DATA SHOWN start
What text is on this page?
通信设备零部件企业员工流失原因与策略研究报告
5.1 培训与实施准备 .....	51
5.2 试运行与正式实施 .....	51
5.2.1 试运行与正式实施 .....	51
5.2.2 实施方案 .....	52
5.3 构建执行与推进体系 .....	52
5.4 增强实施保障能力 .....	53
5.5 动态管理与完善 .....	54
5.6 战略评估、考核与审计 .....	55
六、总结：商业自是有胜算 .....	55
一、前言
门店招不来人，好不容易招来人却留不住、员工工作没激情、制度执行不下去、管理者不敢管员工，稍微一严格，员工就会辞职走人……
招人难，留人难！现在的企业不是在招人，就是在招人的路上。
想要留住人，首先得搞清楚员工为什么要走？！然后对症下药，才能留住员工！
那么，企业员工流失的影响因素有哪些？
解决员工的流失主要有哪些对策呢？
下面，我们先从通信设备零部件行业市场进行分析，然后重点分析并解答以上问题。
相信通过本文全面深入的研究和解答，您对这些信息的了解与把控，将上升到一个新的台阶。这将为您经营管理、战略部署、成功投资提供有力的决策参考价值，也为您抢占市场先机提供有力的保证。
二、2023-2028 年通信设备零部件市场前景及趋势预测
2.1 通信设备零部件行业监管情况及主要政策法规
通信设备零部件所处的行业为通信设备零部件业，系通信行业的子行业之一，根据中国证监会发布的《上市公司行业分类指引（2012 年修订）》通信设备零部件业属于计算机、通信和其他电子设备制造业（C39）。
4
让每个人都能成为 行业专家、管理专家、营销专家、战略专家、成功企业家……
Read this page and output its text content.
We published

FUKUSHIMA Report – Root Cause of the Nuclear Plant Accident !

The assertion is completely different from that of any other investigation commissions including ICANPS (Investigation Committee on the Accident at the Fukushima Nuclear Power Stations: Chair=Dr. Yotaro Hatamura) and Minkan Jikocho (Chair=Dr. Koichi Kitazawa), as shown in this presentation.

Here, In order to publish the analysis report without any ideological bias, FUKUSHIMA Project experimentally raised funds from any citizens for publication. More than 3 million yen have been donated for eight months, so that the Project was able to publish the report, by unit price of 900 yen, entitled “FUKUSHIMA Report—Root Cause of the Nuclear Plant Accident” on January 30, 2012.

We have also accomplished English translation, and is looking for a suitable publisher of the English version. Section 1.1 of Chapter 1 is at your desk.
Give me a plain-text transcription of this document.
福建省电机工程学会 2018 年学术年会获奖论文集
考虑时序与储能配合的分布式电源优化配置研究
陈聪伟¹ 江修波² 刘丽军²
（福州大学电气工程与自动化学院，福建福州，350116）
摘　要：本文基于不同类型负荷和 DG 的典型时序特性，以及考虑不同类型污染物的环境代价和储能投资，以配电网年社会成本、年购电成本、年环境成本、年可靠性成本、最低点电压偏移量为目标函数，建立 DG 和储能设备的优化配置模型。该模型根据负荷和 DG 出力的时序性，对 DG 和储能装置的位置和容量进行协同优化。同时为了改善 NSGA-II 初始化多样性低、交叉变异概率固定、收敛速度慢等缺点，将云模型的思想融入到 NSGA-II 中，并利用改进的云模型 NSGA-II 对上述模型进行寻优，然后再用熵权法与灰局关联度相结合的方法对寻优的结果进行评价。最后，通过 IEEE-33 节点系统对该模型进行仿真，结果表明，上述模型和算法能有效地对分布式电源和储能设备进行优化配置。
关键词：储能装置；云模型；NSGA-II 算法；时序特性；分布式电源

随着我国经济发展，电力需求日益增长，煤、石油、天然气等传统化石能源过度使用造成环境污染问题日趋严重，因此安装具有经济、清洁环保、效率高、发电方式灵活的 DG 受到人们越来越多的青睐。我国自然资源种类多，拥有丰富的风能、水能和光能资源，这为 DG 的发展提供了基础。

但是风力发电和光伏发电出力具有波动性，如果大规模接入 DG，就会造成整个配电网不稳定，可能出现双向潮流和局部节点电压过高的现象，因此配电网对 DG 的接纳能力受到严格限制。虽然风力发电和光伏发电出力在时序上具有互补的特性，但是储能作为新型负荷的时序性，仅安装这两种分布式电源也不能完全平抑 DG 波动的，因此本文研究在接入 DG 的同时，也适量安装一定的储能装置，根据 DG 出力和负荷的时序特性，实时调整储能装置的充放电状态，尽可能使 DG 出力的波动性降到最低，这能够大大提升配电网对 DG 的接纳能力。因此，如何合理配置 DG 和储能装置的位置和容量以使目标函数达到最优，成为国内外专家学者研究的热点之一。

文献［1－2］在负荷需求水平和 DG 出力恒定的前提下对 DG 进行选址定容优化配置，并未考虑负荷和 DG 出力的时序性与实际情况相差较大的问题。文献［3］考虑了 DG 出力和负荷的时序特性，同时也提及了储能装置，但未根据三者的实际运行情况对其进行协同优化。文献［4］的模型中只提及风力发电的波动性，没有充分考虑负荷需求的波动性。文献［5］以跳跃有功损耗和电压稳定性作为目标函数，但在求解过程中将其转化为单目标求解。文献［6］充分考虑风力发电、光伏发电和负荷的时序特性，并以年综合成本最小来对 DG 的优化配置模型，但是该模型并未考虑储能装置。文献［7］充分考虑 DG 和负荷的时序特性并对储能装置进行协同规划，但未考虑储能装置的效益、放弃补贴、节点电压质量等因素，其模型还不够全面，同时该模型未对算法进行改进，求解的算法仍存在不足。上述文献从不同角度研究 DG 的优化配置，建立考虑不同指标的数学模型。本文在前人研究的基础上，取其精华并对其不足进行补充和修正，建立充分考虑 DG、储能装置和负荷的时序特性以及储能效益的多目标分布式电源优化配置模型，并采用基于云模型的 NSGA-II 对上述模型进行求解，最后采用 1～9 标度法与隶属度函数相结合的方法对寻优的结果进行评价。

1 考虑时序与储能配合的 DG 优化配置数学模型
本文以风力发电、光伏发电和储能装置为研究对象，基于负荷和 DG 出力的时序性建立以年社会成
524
DATA SHOWN end
__GIVEN REQUEST__: Copy each line from the records above that includes the string "have".

__EXERCISE RESULT__:
Here, In order to publish the analysis report without any ideological bias, FUKUSHIMA Project experimentally raised funds from any citizens for publication. More than 3 million yen have been donated for eight months, so that the Project was able to publish the report, by unit price of 900 yen, entitled “FUKUSHIMA Report—Root Cause of the Nuclear Plant Accident” on January 30, 2012.
We have also accomplished English translation, and is looking for a suitable publisher of the English version. Section 1.1 of Chapter 1 is at your desk.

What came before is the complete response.